Your task is to filter the data below down to the lines holding "Detection".

DATA:
▼

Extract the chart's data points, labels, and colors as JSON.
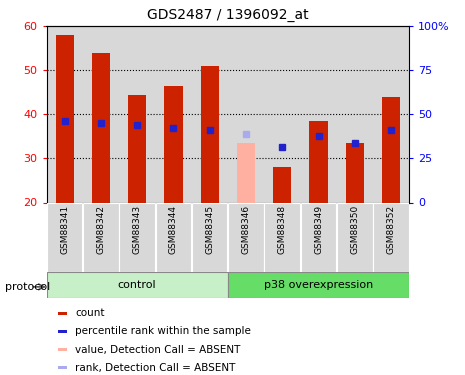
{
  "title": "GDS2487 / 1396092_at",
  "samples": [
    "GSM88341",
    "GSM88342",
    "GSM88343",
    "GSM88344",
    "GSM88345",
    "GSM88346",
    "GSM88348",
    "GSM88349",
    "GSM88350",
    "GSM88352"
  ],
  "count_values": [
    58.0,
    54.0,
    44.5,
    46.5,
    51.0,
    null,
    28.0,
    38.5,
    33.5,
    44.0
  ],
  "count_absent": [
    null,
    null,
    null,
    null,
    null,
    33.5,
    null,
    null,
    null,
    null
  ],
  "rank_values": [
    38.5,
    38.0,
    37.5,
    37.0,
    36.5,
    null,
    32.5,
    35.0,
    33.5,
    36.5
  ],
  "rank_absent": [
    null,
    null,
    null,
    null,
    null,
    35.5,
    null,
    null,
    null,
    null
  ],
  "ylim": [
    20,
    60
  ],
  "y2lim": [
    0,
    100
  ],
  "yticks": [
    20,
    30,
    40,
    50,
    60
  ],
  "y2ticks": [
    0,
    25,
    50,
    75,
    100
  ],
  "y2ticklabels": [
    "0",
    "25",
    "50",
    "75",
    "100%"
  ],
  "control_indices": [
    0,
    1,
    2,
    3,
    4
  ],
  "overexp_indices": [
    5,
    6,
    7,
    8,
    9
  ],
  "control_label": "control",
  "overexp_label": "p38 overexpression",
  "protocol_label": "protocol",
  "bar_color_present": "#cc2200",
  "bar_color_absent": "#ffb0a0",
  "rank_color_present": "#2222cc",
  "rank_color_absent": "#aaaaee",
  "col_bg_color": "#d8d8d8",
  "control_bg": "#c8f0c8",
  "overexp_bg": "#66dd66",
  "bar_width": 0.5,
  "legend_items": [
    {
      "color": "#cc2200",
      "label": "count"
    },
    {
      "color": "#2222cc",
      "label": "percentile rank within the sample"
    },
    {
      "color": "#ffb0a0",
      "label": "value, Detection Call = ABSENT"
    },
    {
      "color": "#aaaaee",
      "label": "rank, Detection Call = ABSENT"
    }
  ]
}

▲

FINISHED ANSWER:
      "label": "value, Detection Call = ABSENT"
      "label": "rank, Detection Call = ABSENT"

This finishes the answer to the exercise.